From the entries below, pull out each line where "type" appears.
begin Data entries
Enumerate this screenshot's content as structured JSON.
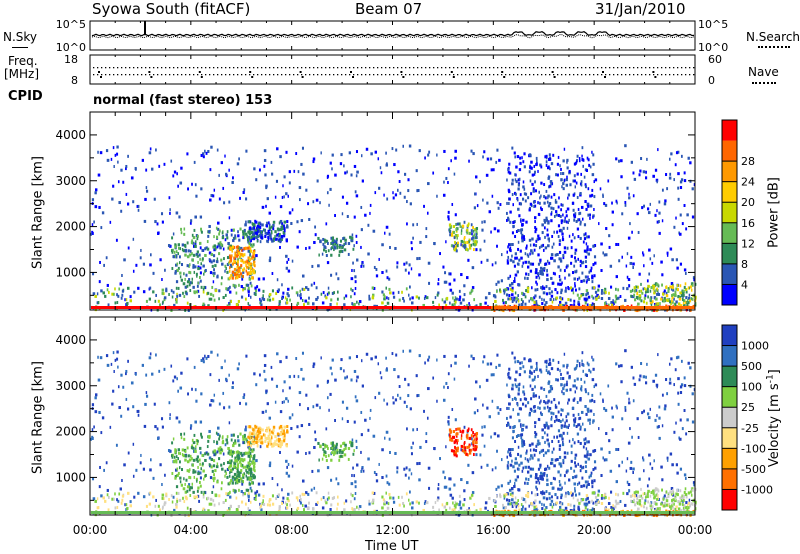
{
  "header": {
    "title": "Syowa South (fitACF)",
    "beam": "Beam 07",
    "date": "31/Jan/2010"
  },
  "side_labels": {
    "nsky": "N.Sky",
    "nsearch": "N.Search",
    "freq": "Freq.",
    "freq_unit": "[MHz]",
    "nave": "Nave",
    "cpid": "CPID",
    "cpid_value": "normal (fast stereo) 153"
  },
  "colors": {
    "power": [
      "#0000ff",
      "#2a56b4",
      "#2e8b57",
      "#66bb55",
      "#c8d800",
      "#ffcc00",
      "#ff9900",
      "#ff6600",
      "#ff0000"
    ],
    "velocity": [
      "#2040c0",
      "#3070c0",
      "#2e8b57",
      "#7fd040",
      "#cccccc",
      "#ffe080",
      "#ffa000",
      "#ff7000",
      "#ff0000"
    ]
  },
  "chart_data": [
    {
      "type": "line",
      "name": "noise-panel",
      "left_ticks": [
        "10^5",
        "10^0"
      ],
      "right_ticks": [
        "10^5",
        "10^0"
      ],
      "ylabel_left": "N.Sky",
      "ylabel_right": "N.Search"
    },
    {
      "type": "scatter",
      "name": "freq-nave-panel",
      "left_ticks": [
        "18",
        "8"
      ],
      "right_ticks": [
        "60",
        "0"
      ],
      "ylabel_left": "Freq. [MHz]",
      "ylabel_right": "Nave"
    },
    {
      "type": "heatmap",
      "name": "power-panel",
      "ylabel": "Slant Range [km]",
      "yticks": [
        1000,
        2000,
        3000,
        4000
      ],
      "ylim": [
        180,
        4500
      ],
      "colorbar_label": "Power [dB]",
      "colorbar_ticks": [
        "4",
        "8",
        "12",
        "16",
        "20",
        "24",
        "28"
      ]
    },
    {
      "type": "heatmap",
      "name": "velocity-panel",
      "ylabel": "Slant Range [km]",
      "yticks": [
        1000,
        2000,
        3000,
        4000
      ],
      "ylim": [
        180,
        4500
      ],
      "colorbar_label": "Velocity [m s-1]",
      "colorbar_ticks": [
        "1000",
        "500",
        "100",
        "25",
        "-25",
        "-100",
        "-500",
        "-1000"
      ]
    }
  ],
  "xaxis": {
    "label": "Time UT",
    "ticks": [
      "00:00",
      "04:00",
      "08:00",
      "12:00",
      "16:00",
      "20:00",
      "00:00"
    ],
    "range_hours": [
      0,
      24
    ]
  }
}
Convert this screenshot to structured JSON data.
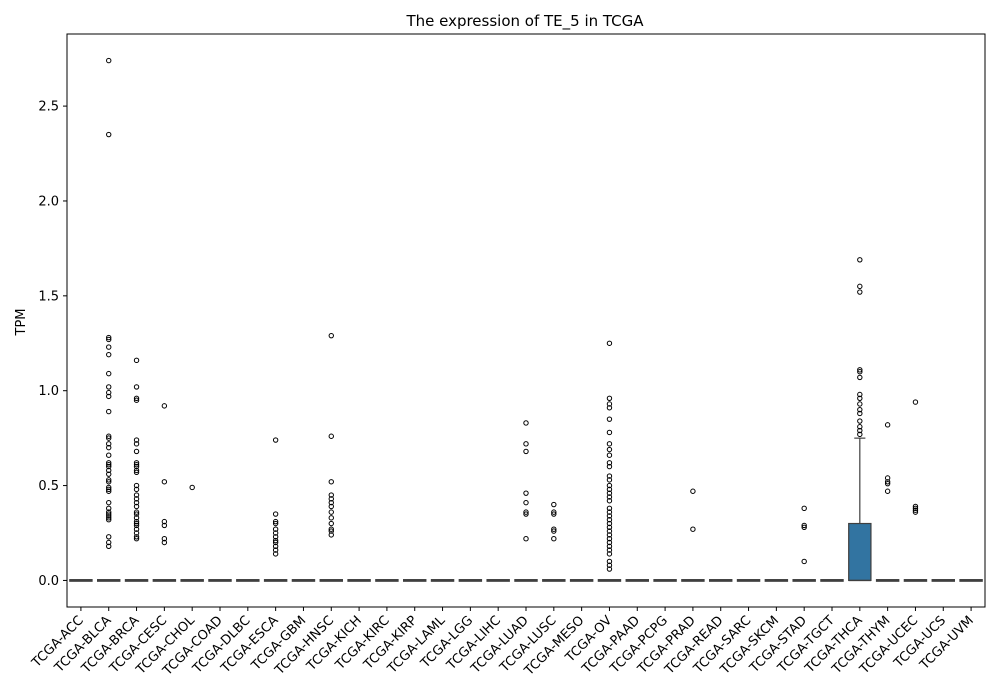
{
  "chart_data": {
    "type": "box",
    "title": "The expression of TE_5 in TCGA",
    "xlabel": "",
    "ylabel": "TPM",
    "ylim": [
      -0.14,
      2.88
    ],
    "yticks": [
      0.0,
      0.5,
      1.0,
      1.5,
      2.0,
      2.5
    ],
    "ytick_labels": [
      "0.0",
      "0.5",
      "1.0",
      "1.5",
      "2.0",
      "2.5"
    ],
    "categories": [
      "TCGA-ACC",
      "TCGA-BLCA",
      "TCGA-BRCA",
      "TCGA-CESC",
      "TCGA-CHOL",
      "TCGA-COAD",
      "TCGA-DLBC",
      "TCGA-ESCA",
      "TCGA-GBM",
      "TCGA-HNSC",
      "TCGA-KICH",
      "TCGA-KIRC",
      "TCGA-KIRP",
      "TCGA-LAML",
      "TCGA-LGG",
      "TCGA-LIHC",
      "TCGA-LUAD",
      "TCGA-LUSC",
      "TCGA-MESO",
      "TCGA-OV",
      "TCGA-PAAD",
      "TCGA-PCPG",
      "TCGA-PRAD",
      "TCGA-READ",
      "TCGA-SARC",
      "TCGA-SKCM",
      "TCGA-STAD",
      "TCGA-TGCT",
      "TCGA-THCA",
      "TCGA-THYM",
      "TCGA-UCEC",
      "TCGA-UCS",
      "TCGA-UVM"
    ],
    "box_color": "#3274a1",
    "boxes": [
      {
        "q1": 0,
        "median": 0,
        "q3": 0,
        "whisker_low": 0,
        "whisker_high": 0,
        "outliers": []
      },
      {
        "q1": 0,
        "median": 0,
        "q3": 0,
        "whisker_low": 0,
        "whisker_high": 0,
        "outliers": [
          2.74,
          2.35,
          1.28,
          1.27,
          1.23,
          1.19,
          1.09,
          1.02,
          0.99,
          0.97,
          0.89,
          0.76,
          0.75,
          0.72,
          0.7,
          0.66,
          0.62,
          0.61,
          0.6,
          0.58,
          0.56,
          0.53,
          0.52,
          0.49,
          0.48,
          0.47,
          0.41,
          0.38,
          0.36,
          0.35,
          0.34,
          0.33,
          0.32,
          0.23,
          0.2,
          0.18
        ]
      },
      {
        "q1": 0,
        "median": 0,
        "q3": 0,
        "whisker_low": 0,
        "whisker_high": 0,
        "outliers": [
          1.16,
          1.02,
          0.96,
          0.95,
          0.74,
          0.72,
          0.68,
          0.62,
          0.61,
          0.6,
          0.58,
          0.57,
          0.5,
          0.48,
          0.45,
          0.43,
          0.41,
          0.39,
          0.36,
          0.35,
          0.33,
          0.31,
          0.3,
          0.29,
          0.27,
          0.25,
          0.23,
          0.22
        ]
      },
      {
        "q1": 0,
        "median": 0,
        "q3": 0,
        "whisker_low": 0,
        "whisker_high": 0,
        "outliers": [
          0.92,
          0.52,
          0.31,
          0.29,
          0.22,
          0.2
        ]
      },
      {
        "q1": 0,
        "median": 0,
        "q3": 0,
        "whisker_low": 0,
        "whisker_high": 0,
        "outliers": [
          0.49
        ]
      },
      {
        "q1": 0,
        "median": 0,
        "q3": 0,
        "whisker_low": 0,
        "whisker_high": 0,
        "outliers": []
      },
      {
        "q1": 0,
        "median": 0,
        "q3": 0,
        "whisker_low": 0,
        "whisker_high": 0,
        "outliers": []
      },
      {
        "q1": 0,
        "median": 0,
        "q3": 0,
        "whisker_low": 0,
        "whisker_high": 0,
        "outliers": [
          0.74,
          0.35,
          0.31,
          0.3,
          0.27,
          0.25,
          0.23,
          0.21,
          0.2,
          0.18,
          0.16,
          0.14
        ]
      },
      {
        "q1": 0,
        "median": 0,
        "q3": 0,
        "whisker_low": 0,
        "whisker_high": 0,
        "outliers": []
      },
      {
        "q1": 0,
        "median": 0,
        "q3": 0,
        "whisker_low": 0,
        "whisker_high": 0,
        "outliers": [
          1.29,
          0.76,
          0.52,
          0.45,
          0.43,
          0.41,
          0.39,
          0.36,
          0.33,
          0.3,
          0.27,
          0.26,
          0.24
        ]
      },
      {
        "q1": 0,
        "median": 0,
        "q3": 0,
        "whisker_low": 0,
        "whisker_high": 0,
        "outliers": []
      },
      {
        "q1": 0,
        "median": 0,
        "q3": 0,
        "whisker_low": 0,
        "whisker_high": 0,
        "outliers": []
      },
      {
        "q1": 0,
        "median": 0,
        "q3": 0,
        "whisker_low": 0,
        "whisker_high": 0,
        "outliers": []
      },
      {
        "q1": 0,
        "median": 0,
        "q3": 0,
        "whisker_low": 0,
        "whisker_high": 0,
        "outliers": []
      },
      {
        "q1": 0,
        "median": 0,
        "q3": 0,
        "whisker_low": 0,
        "whisker_high": 0,
        "outliers": []
      },
      {
        "q1": 0,
        "median": 0,
        "q3": 0,
        "whisker_low": 0,
        "whisker_high": 0,
        "outliers": []
      },
      {
        "q1": 0,
        "median": 0,
        "q3": 0,
        "whisker_low": 0,
        "whisker_high": 0,
        "outliers": [
          0.83,
          0.72,
          0.68,
          0.46,
          0.41,
          0.36,
          0.35,
          0.22
        ]
      },
      {
        "q1": 0,
        "median": 0,
        "q3": 0,
        "whisker_low": 0,
        "whisker_high": 0,
        "outliers": [
          0.4,
          0.36,
          0.35,
          0.27,
          0.26,
          0.22
        ]
      },
      {
        "q1": 0,
        "median": 0,
        "q3": 0,
        "whisker_low": 0,
        "whisker_high": 0,
        "outliers": []
      },
      {
        "q1": 0,
        "median": 0,
        "q3": 0,
        "whisker_low": 0,
        "whisker_high": 0,
        "outliers": [
          1.25,
          0.96,
          0.93,
          0.91,
          0.85,
          0.78,
          0.72,
          0.69,
          0.66,
          0.62,
          0.6,
          0.55,
          0.53,
          0.5,
          0.48,
          0.46,
          0.44,
          0.42,
          0.38,
          0.36,
          0.34,
          0.32,
          0.3,
          0.28,
          0.26,
          0.24,
          0.22,
          0.2,
          0.18,
          0.16,
          0.14,
          0.1,
          0.08,
          0.06
        ]
      },
      {
        "q1": 0,
        "median": 0,
        "q3": 0,
        "whisker_low": 0,
        "whisker_high": 0,
        "outliers": []
      },
      {
        "q1": 0,
        "median": 0,
        "q3": 0,
        "whisker_low": 0,
        "whisker_high": 0,
        "outliers": []
      },
      {
        "q1": 0,
        "median": 0,
        "q3": 0,
        "whisker_low": 0,
        "whisker_high": 0,
        "outliers": [
          0.47,
          0.27
        ]
      },
      {
        "q1": 0,
        "median": 0,
        "q3": 0,
        "whisker_low": 0,
        "whisker_high": 0,
        "outliers": []
      },
      {
        "q1": 0,
        "median": 0,
        "q3": 0,
        "whisker_low": 0,
        "whisker_high": 0,
        "outliers": []
      },
      {
        "q1": 0,
        "median": 0,
        "q3": 0,
        "whisker_low": 0,
        "whisker_high": 0,
        "outliers": []
      },
      {
        "q1": 0,
        "median": 0,
        "q3": 0,
        "whisker_low": 0,
        "whisker_high": 0,
        "outliers": [
          0.38,
          0.29,
          0.28,
          0.1
        ]
      },
      {
        "q1": 0,
        "median": 0,
        "q3": 0,
        "whisker_low": 0,
        "whisker_high": 0,
        "outliers": []
      },
      {
        "q1": 0,
        "median": 0,
        "q3": 0.3,
        "whisker_low": 0,
        "whisker_high": 0.75,
        "outliers": [
          1.69,
          1.55,
          1.52,
          1.11,
          1.1,
          1.07,
          0.98,
          0.96,
          0.93,
          0.9,
          0.88,
          0.84,
          0.81,
          0.79,
          0.77
        ]
      },
      {
        "q1": 0,
        "median": 0,
        "q3": 0,
        "whisker_low": 0,
        "whisker_high": 0,
        "outliers": [
          0.82,
          0.54,
          0.52,
          0.51,
          0.47
        ]
      },
      {
        "q1": 0,
        "median": 0,
        "q3": 0,
        "whisker_low": 0,
        "whisker_high": 0,
        "outliers": [
          0.94,
          0.39,
          0.38,
          0.37,
          0.36
        ]
      },
      {
        "q1": 0,
        "median": 0,
        "q3": 0,
        "whisker_low": 0,
        "whisker_high": 0,
        "outliers": []
      },
      {
        "q1": 0,
        "median": 0,
        "q3": 0,
        "whisker_low": 0,
        "whisker_high": 0,
        "outliers": []
      }
    ],
    "grid": false,
    "legend": "none"
  }
}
end Data entries
→ Solved problem:
      "type": "line",
      "type": "scatter",
      "type": "heatmap",
      "type": "heatmap",
    "type": "box",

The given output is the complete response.